* Aim
Using the material below, copy every line where "Growth" appears.

[Stored items]
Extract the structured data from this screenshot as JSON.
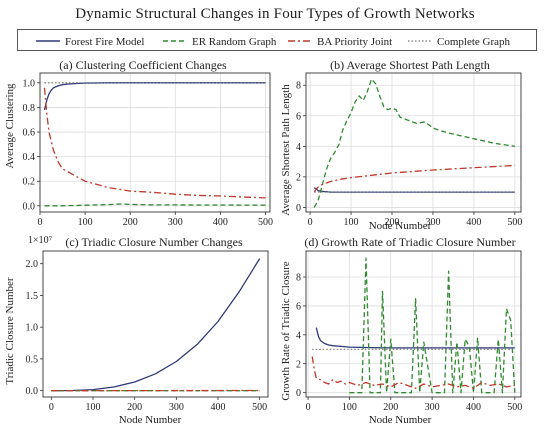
{
  "figure": {
    "title": "Dynamic Structural Changes in Four Types of Growth Networks"
  },
  "legend": {
    "items": [
      {
        "label": "Forest Fire Model",
        "color": "#2e3a7a",
        "dash": "solid"
      },
      {
        "label": "ER Random Graph",
        "color": "#2f8a2f",
        "dash": "dashed"
      },
      {
        "label": "BA Priority Joint",
        "color": "#c0392b",
        "dash": "dashdot"
      },
      {
        "label": "Complete Graph",
        "color": "#777777",
        "dash": "dotted"
      }
    ]
  },
  "chart_data": [
    {
      "id": "a",
      "type": "line",
      "title": "(a) Clustering Coefficient Changes",
      "xlabel": "",
      "ylabel": "Average Clustering",
      "xlim": [
        0,
        510
      ],
      "ylim": [
        -0.05,
        1.08
      ],
      "xticks": [
        0,
        100,
        200,
        300,
        400,
        500
      ],
      "yticks": [
        0.0,
        0.2,
        0.4,
        0.6,
        0.8,
        1.0
      ],
      "ytick_labels": [
        "0.0",
        "0.2",
        "0.4",
        "0.6",
        "0.8",
        "1.0"
      ],
      "grid": true,
      "series": [
        {
          "name": "Forest Fire Model",
          "color": "#2e3a7a",
          "dash": "solid",
          "x": [
            10,
            15,
            20,
            25,
            30,
            40,
            50,
            60,
            80,
            100,
            150,
            200,
            300,
            400,
            500
          ],
          "y": [
            0.78,
            0.86,
            0.91,
            0.94,
            0.96,
            0.975,
            0.985,
            0.99,
            0.995,
            0.998,
            1.0,
            1.0,
            1.0,
            1.0,
            1.0
          ]
        },
        {
          "name": "ER Random Graph",
          "color": "#2f8a2f",
          "dash": "dashed",
          "x": [
            10,
            50,
            100,
            150,
            180,
            200,
            220,
            250,
            300,
            350,
            400,
            450,
            500
          ],
          "y": [
            0.0,
            0.0,
            0.005,
            0.01,
            0.015,
            0.012,
            0.01,
            0.008,
            0.008,
            0.007,
            0.007,
            0.006,
            0.006
          ]
        },
        {
          "name": "BA Priority Joint",
          "color": "#c0392b",
          "dash": "dashdot",
          "x": [
            10,
            15,
            20,
            30,
            40,
            50,
            60,
            80,
            100,
            150,
            200,
            250,
            300,
            350,
            400,
            450,
            500
          ],
          "y": [
            0.96,
            0.75,
            0.6,
            0.45,
            0.36,
            0.3,
            0.28,
            0.24,
            0.2,
            0.15,
            0.12,
            0.11,
            0.095,
            0.085,
            0.08,
            0.072,
            0.065
          ]
        },
        {
          "name": "Complete Graph",
          "color": "#777777",
          "dash": "dotted",
          "x": [
            10,
            500
          ],
          "y": [
            1.0,
            1.0
          ]
        }
      ]
    },
    {
      "id": "b",
      "type": "line",
      "title": "(b) Average Shortest Path Length",
      "xlabel": "Node Number",
      "ylabel": "Average Shortest Path Length",
      "xlim": [
        -10,
        515
      ],
      "ylim": [
        -0.3,
        8.8
      ],
      "xticks": [
        0,
        100,
        200,
        300,
        400,
        500
      ],
      "yticks": [
        0,
        2,
        4,
        6,
        8
      ],
      "ytick_labels": [
        "0",
        "2",
        "4",
        "6",
        "8"
      ],
      "grid": true,
      "series": [
        {
          "name": "Forest Fire Model",
          "color": "#2e3a7a",
          "dash": "solid",
          "x": [
            10,
            15,
            20,
            30,
            50,
            100,
            200,
            300,
            400,
            500
          ],
          "y": [
            1.3,
            1.2,
            1.1,
            1.05,
            1.0,
            1.0,
            1.0,
            1.0,
            1.0,
            1.0
          ]
        },
        {
          "name": "ER Random Graph",
          "color": "#2f8a2f",
          "dash": "dashed",
          "x": [
            10,
            20,
            30,
            40,
            50,
            60,
            70,
            80,
            90,
            100,
            110,
            120,
            130,
            140,
            150,
            160,
            170,
            180,
            190,
            200,
            210,
            220,
            240,
            260,
            280,
            300,
            320,
            350,
            400,
            450,
            500
          ],
          "y": [
            0.0,
            0.5,
            1.5,
            2.5,
            3.2,
            3.6,
            4.1,
            5.1,
            5.7,
            6.2,
            6.9,
            7.3,
            7.0,
            7.6,
            8.4,
            8.1,
            7.3,
            6.6,
            6.4,
            6.5,
            6.4,
            5.9,
            5.7,
            5.5,
            5.6,
            5.2,
            5.0,
            4.8,
            4.5,
            4.2,
            4.0
          ]
        },
        {
          "name": "BA Priority Joint",
          "color": "#c0392b",
          "dash": "dashdot",
          "x": [
            10,
            15,
            20,
            30,
            50,
            75,
            100,
            150,
            200,
            300,
            400,
            500
          ],
          "y": [
            1.0,
            1.2,
            1.35,
            1.5,
            1.7,
            1.85,
            1.95,
            2.1,
            2.25,
            2.45,
            2.6,
            2.75
          ]
        },
        {
          "name": "Complete Graph",
          "color": "#777777",
          "dash": "dotted",
          "x": [
            10,
            500
          ],
          "y": [
            1.0,
            1.0
          ]
        }
      ]
    },
    {
      "id": "c",
      "type": "line",
      "title": "(c) Triadic Closure Number Changes",
      "xlabel": "Node Number",
      "ylabel": "Triadic Closure Number",
      "multiplier_label": "1×10⁷",
      "xlim": [
        -20,
        520
      ],
      "ylim": [
        -0.1,
        2.2
      ],
      "xticks": [
        0,
        100,
        200,
        300,
        400,
        500
      ],
      "yticks": [
        0.0,
        0.5,
        1.0,
        1.5,
        2.0
      ],
      "ytick_labels": [
        "0.0",
        "0.5",
        "1.0",
        "1.5",
        "2.0"
      ],
      "grid": false,
      "series": [
        {
          "name": "Forest Fire Model",
          "color": "#2e3a7a",
          "dash": "solid",
          "x": [
            0,
            50,
            100,
            150,
            200,
            250,
            300,
            350,
            400,
            450,
            500
          ],
          "y": [
            0.0,
            0.002,
            0.017,
            0.058,
            0.136,
            0.265,
            0.459,
            0.729,
            1.09,
            1.55,
            2.08
          ]
        },
        {
          "name": "ER Random Graph",
          "color": "#2f8a2f",
          "dash": "dashed",
          "x": [
            0,
            500
          ],
          "y": [
            0.0,
            0.0
          ]
        },
        {
          "name": "BA Priority Joint",
          "color": "#c0392b",
          "dash": "dashdot",
          "x": [
            0,
            500
          ],
          "y": [
            0.0,
            0.002
          ]
        }
      ]
    },
    {
      "id": "d",
      "type": "line",
      "title": "(d) Growth Rate of Triadic Closure Number",
      "xlabel": "Node Number",
      "ylabel": "Growth Rate of Triadic Closure",
      "xlim": [
        -5,
        515
      ],
      "ylim": [
        -0.3,
        9.8
      ],
      "xticks": [
        0,
        100,
        200,
        300,
        400,
        500
      ],
      "yticks": [
        0,
        2,
        4,
        6,
        8
      ],
      "ytick_labels": [
        "0",
        "2",
        "4",
        "6",
        "8"
      ],
      "grid": true,
      "series": [
        {
          "name": "Forest Fire Model",
          "color": "#2e3a7a",
          "dash": "solid",
          "x": [
            20,
            25,
            30,
            40,
            50,
            60,
            80,
            100,
            150,
            200,
            300,
            400,
            500
          ],
          "y": [
            4.5,
            3.9,
            3.6,
            3.4,
            3.3,
            3.25,
            3.2,
            3.15,
            3.12,
            3.1,
            3.1,
            3.1,
            3.1
          ]
        },
        {
          "name": "ER Random Graph",
          "color": "#2f8a2f",
          "dash": "dashed",
          "x": [
            100,
            115,
            130,
            140,
            150,
            165,
            175,
            180,
            190,
            200,
            210,
            220,
            240,
            250,
            260,
            270,
            280,
            300,
            310,
            320,
            330,
            340,
            350,
            360,
            370,
            380,
            390,
            400,
            410,
            420,
            430,
            440,
            450,
            460,
            470,
            480,
            490,
            500
          ],
          "y": [
            0.0,
            0.0,
            0.0,
            9.3,
            0.0,
            0.0,
            0.0,
            7.0,
            0.0,
            3.7,
            0.0,
            0.0,
            0.0,
            0.0,
            6.5,
            0.0,
            3.5,
            0.0,
            0.0,
            0.0,
            0.0,
            8.4,
            0.0,
            3.5,
            0.0,
            3.7,
            3.2,
            0.0,
            3.8,
            0.0,
            0.0,
            0.0,
            0.0,
            3.7,
            0.0,
            5.8,
            5.0,
            0.0
          ]
        },
        {
          "name": "BA Priority Joint",
          "color": "#c0392b",
          "dash": "dashdot",
          "x": [
            10,
            15,
            20,
            30,
            40,
            50,
            60,
            70,
            80,
            90,
            100,
            120,
            140,
            160,
            180,
            200,
            220,
            240,
            260,
            280,
            300,
            320,
            340,
            360,
            380,
            400,
            420,
            440,
            460,
            480,
            500
          ],
          "y": [
            2.5,
            1.6,
            1.0,
            0.9,
            0.7,
            0.6,
            0.9,
            0.7,
            0.8,
            0.6,
            0.7,
            0.5,
            0.7,
            0.5,
            0.6,
            0.4,
            0.7,
            0.5,
            0.3,
            0.6,
            0.4,
            0.5,
            0.6,
            0.4,
            0.5,
            0.3,
            0.7,
            0.5,
            0.6,
            0.4,
            0.5
          ]
        },
        {
          "name": "Complete Graph",
          "color": "#777777",
          "dash": "dotted",
          "x": [
            10,
            500
          ],
          "y": [
            3.0,
            3.0
          ]
        }
      ]
    }
  ]
}
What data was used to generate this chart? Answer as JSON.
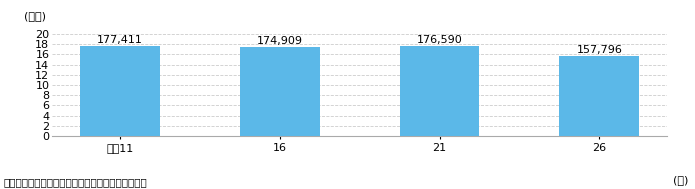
{
  "categories": [
    "平成11",
    "16",
    "21",
    "26"
  ],
  "values": [
    17.7411,
    17.4909,
    17.659,
    15.7796
  ],
  "labels": [
    "177,411",
    "174,909",
    "176,590",
    "157,796"
  ],
  "bar_color": "#5bb8e8",
  "ylim": [
    0,
    20
  ],
  "yticks": [
    0,
    2,
    4,
    6,
    8,
    10,
    12,
    14,
    16,
    18,
    20
  ],
  "ylabel": "(万円)",
  "xlabel_right": "(年)",
  "note": "注：数値は、総務省「全国消費実態調査」による。",
  "background_color": "#ffffff",
  "grid_color": "#cccccc",
  "label_fontsize": 8,
  "tick_fontsize": 8,
  "note_fontsize": 7.5,
  "bar_width": 0.5
}
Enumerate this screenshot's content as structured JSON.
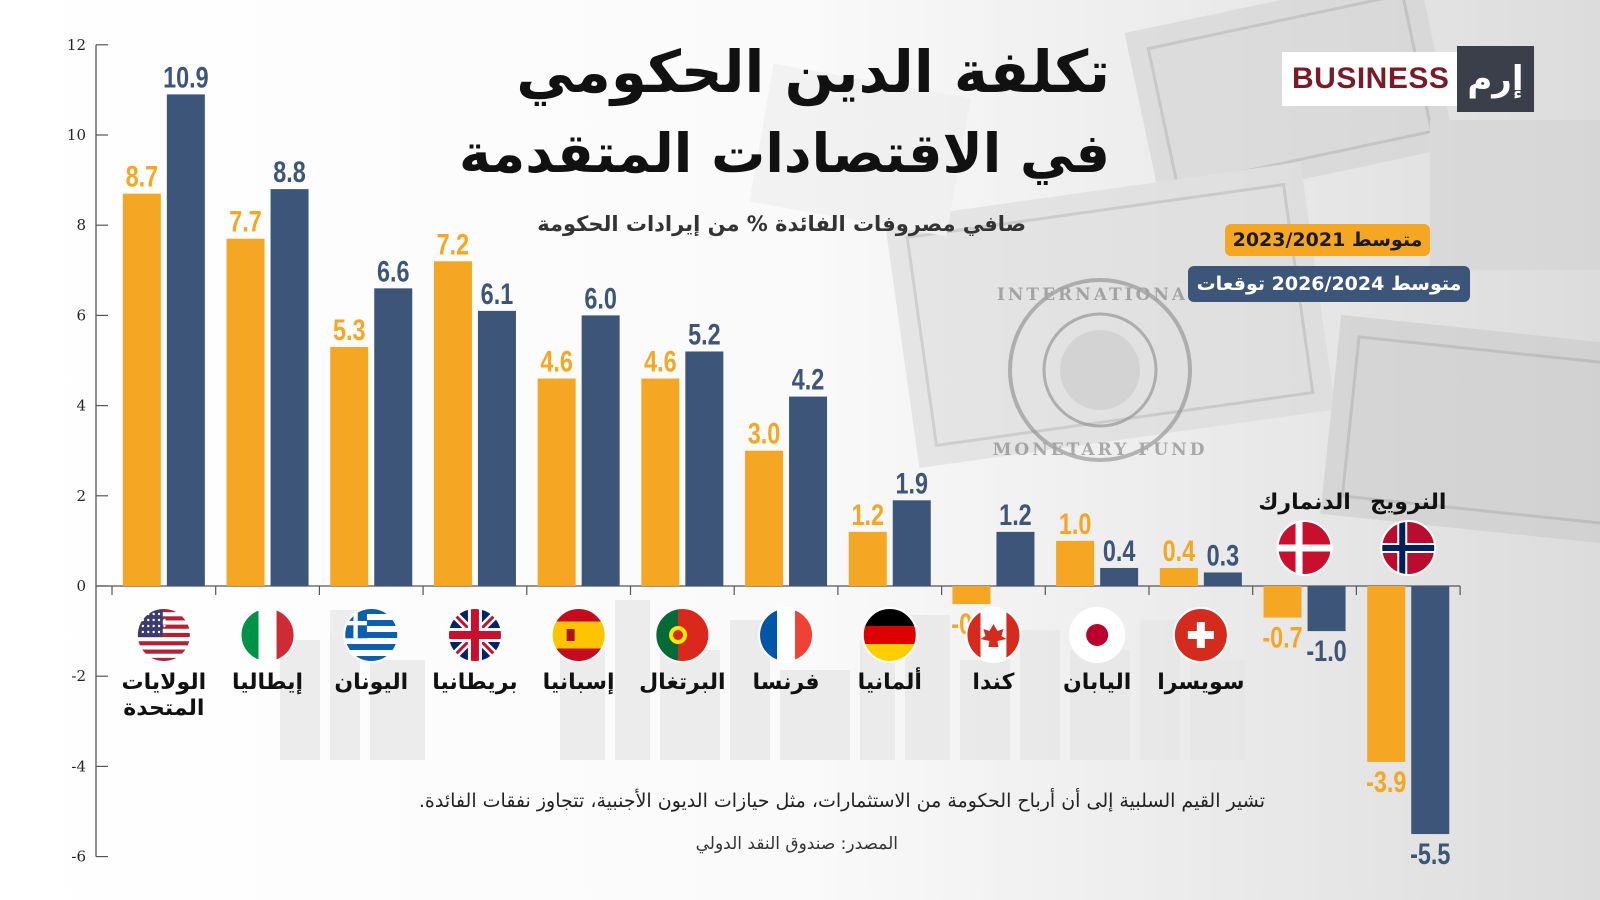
{
  "header": {
    "title_line1": "تكلفة الدين الحكومي",
    "title_line2": "في الاقتصادات المتقدمة",
    "subtitle": "صافي مصروفات الفائدة % من إيرادات الحكومة"
  },
  "brand": {
    "word": "BUSINESS",
    "mark": "إرم"
  },
  "legend": {
    "series1": "متوسط 2023/2021",
    "series2": "متوسط 2026/2024  توقعات"
  },
  "footer": {
    "note": "تشير القيم السلبية إلى أن أرباح الحكومة من الاستثمارات، مثل حيازات الديون الأجنبية، تتجاوز نفقات الفائدة.",
    "source": "المصدر: صندوق النقد الدولي"
  },
  "background": {
    "seal_text_top": "INTERNATIONAL",
    "seal_text_bottom": "MONETARY FUND"
  },
  "colors": {
    "series1": "#f5a623",
    "series2": "#3d5578",
    "text": "#111111"
  },
  "chart_data": {
    "type": "bar",
    "categories": [
      "الولايات المتحدة",
      "إيطاليا",
      "اليونان",
      "بريطانيا",
      "إسبانيا",
      "البرتغال",
      "فرنسا",
      "ألمانيا",
      "كندا",
      "اليابان",
      "سويسرا",
      "الدنمارك",
      "النرويج"
    ],
    "flags": [
      "us-flag-icon",
      "italy-flag-icon",
      "greece-flag-icon",
      "uk-flag-icon",
      "spain-flag-icon",
      "portugal-flag-icon",
      "france-flag-icon",
      "germany-flag-icon",
      "canada-flag-icon",
      "japan-flag-icon",
      "switzerland-flag-icon",
      "denmark-flag-icon",
      "norway-flag-icon"
    ],
    "series": [
      {
        "name": "متوسط 2023/2021",
        "values": [
          8.7,
          7.7,
          5.3,
          7.2,
          4.6,
          4.6,
          3.0,
          1.2,
          -0.4,
          1.0,
          0.4,
          -0.7,
          -3.9
        ]
      },
      {
        "name": "متوسط 2026/2024  توقعات",
        "values": [
          10.9,
          8.8,
          6.6,
          6.1,
          6.0,
          5.2,
          4.2,
          1.9,
          1.2,
          0.4,
          0.3,
          -1.0,
          -5.5
        ]
      }
    ],
    "yticks": [
      "12",
      "10",
      "8",
      "6",
      "4",
      "2",
      "0",
      "-2",
      "-4",
      "-6"
    ],
    "ylim": [
      -6,
      12
    ],
    "grid": false,
    "legend_position": "top-right"
  }
}
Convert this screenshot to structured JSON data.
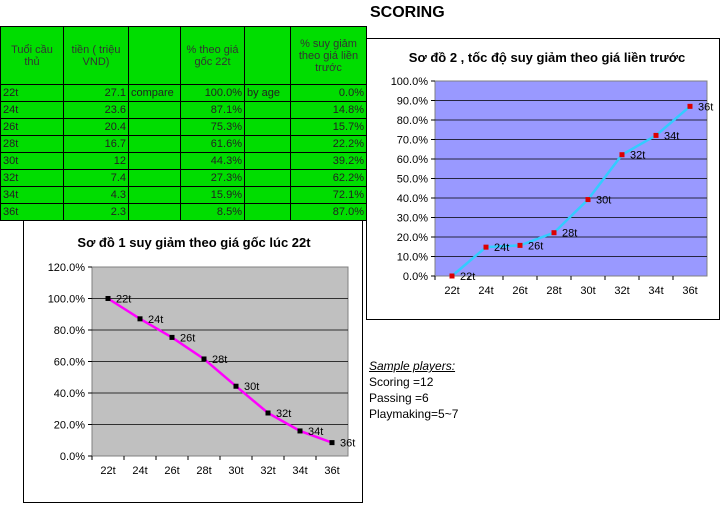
{
  "title": "SCORING",
  "table": {
    "headers": [
      "Tuổi cầu thủ",
      "tiền ( triệu VND)",
      "",
      "% theo giá gốc 22t",
      "",
      "% suy giảm theo giá liền trước"
    ],
    "rows": [
      {
        "age": "22t",
        "price": "27.1",
        "c2": "compare",
        "pct": "100.0%",
        "c4": "by age",
        "dec": "0.0%"
      },
      {
        "age": "24t",
        "price": "23.6",
        "c2": "",
        "pct": "87.1%",
        "c4": "",
        "dec": "14.8%"
      },
      {
        "age": "26t",
        "price": "20.4",
        "c2": "",
        "pct": "75.3%",
        "c4": "",
        "dec": "15.7%"
      },
      {
        "age": "28t",
        "price": "16.7",
        "c2": "",
        "pct": "61.6%",
        "c4": "",
        "dec": "22.2%"
      },
      {
        "age": "30t",
        "price": "12",
        "c2": "",
        "pct": "44.3%",
        "c4": "",
        "dec": "39.2%"
      },
      {
        "age": "32t",
        "price": "7.4",
        "c2": "",
        "pct": "27.3%",
        "c4": "",
        "dec": "62.2%"
      },
      {
        "age": "34t",
        "price": "4.3",
        "c2": "",
        "pct": "15.9%",
        "c4": "",
        "dec": "72.1%"
      },
      {
        "age": "36t",
        "price": "2.3",
        "c2": "",
        "pct": "8.5%",
        "c4": "",
        "dec": "87.0%"
      }
    ]
  },
  "chart_data": [
    {
      "type": "line",
      "title": "Sơ đồ 2 , tốc độ suy giảm theo giá liền trước",
      "categories": [
        "22t",
        "24t",
        "26t",
        "28t",
        "30t",
        "32t",
        "34t",
        "36t"
      ],
      "values": [
        0.0,
        14.8,
        15.7,
        22.2,
        39.2,
        62.2,
        72.1,
        87.0
      ],
      "data_labels": [
        "22t",
        "24t",
        "26t",
        "28t",
        "30t",
        "32t",
        "34t",
        "36t"
      ],
      "yticks": [
        "0.0%",
        "10.0%",
        "20.0%",
        "30.0%",
        "40.0%",
        "50.0%",
        "60.0%",
        "70.0%",
        "80.0%",
        "90.0%",
        "100.0%"
      ],
      "ylim": [
        0,
        100
      ],
      "plot_bg": "#9999ff",
      "line_color": "#33ccff",
      "marker_color": "#dd0000",
      "grid": true
    },
    {
      "type": "line",
      "title": "Sơ đồ 1 suy giảm theo giá gốc lúc 22t",
      "categories": [
        "22t",
        "24t",
        "26t",
        "28t",
        "30t",
        "32t",
        "34t",
        "36t"
      ],
      "values": [
        100.0,
        87.1,
        75.3,
        61.6,
        44.3,
        27.3,
        15.9,
        8.5
      ],
      "data_labels": [
        "22t",
        "24t",
        "26t",
        "28t",
        "30t",
        "32t",
        "34t",
        "36t"
      ],
      "yticks": [
        "0.0%",
        "20.0%",
        "40.0%",
        "60.0%",
        "80.0%",
        "100.0%",
        "120.0%"
      ],
      "ylim": [
        0,
        120
      ],
      "plot_bg": "#c0c0c0",
      "line_color": "#ff00ff",
      "marker_color": "#000000",
      "grid": true
    }
  ],
  "notes": {
    "heading": "Sample players:",
    "lines": [
      "Scoring =12",
      "Passing =6",
      "Playmaking=5~7"
    ]
  }
}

* Answer for the task
    "title": "Dynamic Structural Changes in Four Types of Growth Networks"
      "title": "(d) Growth Rate of Triadic Closure Number",
      "ylabel": "Growth Rate of Triadic Closure",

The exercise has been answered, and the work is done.